Start

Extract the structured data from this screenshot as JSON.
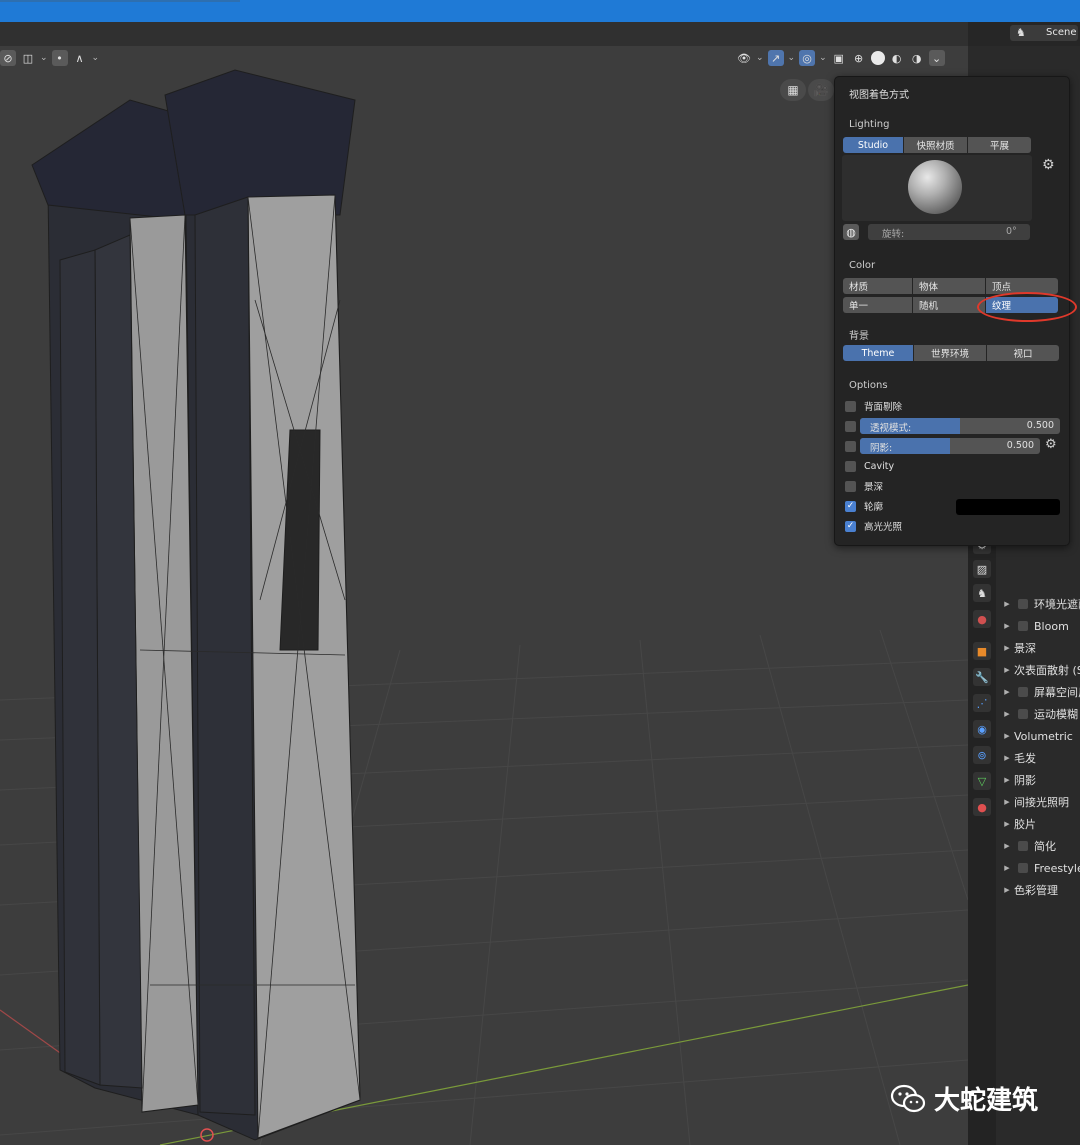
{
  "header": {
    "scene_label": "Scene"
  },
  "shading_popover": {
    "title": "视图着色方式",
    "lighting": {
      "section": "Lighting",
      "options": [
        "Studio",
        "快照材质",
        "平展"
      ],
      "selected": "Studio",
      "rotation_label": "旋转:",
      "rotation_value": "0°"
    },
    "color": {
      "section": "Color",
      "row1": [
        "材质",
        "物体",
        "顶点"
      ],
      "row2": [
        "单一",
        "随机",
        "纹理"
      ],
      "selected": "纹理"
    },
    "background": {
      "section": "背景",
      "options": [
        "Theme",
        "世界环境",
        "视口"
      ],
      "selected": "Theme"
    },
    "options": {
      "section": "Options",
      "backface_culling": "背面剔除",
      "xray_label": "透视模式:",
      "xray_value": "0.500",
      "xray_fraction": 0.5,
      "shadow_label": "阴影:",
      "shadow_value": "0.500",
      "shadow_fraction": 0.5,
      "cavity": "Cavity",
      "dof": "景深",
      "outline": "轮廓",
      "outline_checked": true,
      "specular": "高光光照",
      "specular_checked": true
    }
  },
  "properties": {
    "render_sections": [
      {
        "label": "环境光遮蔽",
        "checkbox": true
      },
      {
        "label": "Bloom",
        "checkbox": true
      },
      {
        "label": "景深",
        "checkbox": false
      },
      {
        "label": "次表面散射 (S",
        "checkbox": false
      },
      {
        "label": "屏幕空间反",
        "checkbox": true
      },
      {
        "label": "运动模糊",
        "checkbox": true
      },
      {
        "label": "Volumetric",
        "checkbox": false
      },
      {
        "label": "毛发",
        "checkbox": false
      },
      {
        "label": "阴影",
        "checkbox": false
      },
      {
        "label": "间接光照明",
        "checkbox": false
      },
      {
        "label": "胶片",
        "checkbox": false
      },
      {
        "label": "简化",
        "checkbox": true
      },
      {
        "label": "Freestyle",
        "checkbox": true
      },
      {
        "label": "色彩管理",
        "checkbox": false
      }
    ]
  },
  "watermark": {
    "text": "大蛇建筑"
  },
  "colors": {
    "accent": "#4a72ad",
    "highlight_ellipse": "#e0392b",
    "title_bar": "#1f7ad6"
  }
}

End
Start

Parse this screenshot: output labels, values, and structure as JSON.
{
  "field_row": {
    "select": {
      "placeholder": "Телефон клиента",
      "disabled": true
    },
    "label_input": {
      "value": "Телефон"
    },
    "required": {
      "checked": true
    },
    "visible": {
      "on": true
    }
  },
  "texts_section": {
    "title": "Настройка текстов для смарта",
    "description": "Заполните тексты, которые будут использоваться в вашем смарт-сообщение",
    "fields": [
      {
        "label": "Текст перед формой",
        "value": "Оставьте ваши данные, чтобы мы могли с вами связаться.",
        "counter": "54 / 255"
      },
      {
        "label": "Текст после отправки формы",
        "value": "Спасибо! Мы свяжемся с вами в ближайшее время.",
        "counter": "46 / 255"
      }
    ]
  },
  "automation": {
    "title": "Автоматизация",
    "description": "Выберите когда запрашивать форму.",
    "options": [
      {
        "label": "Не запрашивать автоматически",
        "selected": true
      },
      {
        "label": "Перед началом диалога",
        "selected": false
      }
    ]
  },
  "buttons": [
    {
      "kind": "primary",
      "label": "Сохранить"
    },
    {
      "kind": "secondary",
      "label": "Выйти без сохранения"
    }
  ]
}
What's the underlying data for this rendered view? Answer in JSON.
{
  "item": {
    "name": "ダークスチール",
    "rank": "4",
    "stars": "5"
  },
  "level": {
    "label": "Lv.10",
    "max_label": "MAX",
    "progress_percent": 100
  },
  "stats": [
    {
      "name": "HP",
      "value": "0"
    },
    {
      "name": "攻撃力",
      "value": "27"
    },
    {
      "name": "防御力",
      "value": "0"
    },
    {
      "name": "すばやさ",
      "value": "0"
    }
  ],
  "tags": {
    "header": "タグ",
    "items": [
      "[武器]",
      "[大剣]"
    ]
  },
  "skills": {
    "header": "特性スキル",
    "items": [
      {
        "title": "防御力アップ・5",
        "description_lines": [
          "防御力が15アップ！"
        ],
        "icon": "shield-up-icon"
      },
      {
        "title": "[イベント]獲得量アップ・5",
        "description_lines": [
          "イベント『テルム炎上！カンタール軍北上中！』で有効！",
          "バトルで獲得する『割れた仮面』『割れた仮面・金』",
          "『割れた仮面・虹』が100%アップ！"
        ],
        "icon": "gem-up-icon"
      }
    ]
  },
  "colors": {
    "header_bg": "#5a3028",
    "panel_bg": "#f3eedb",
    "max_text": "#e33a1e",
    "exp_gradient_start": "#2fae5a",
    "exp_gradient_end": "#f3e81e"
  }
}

End

→ Aim of the exercise
Pull out all lines in the data above that include "screenshot".

→ Solution for this exercise
Extract the structured data from this screenshot as JSON.
Parse this screenshot: output labels, values, and structure as JSON.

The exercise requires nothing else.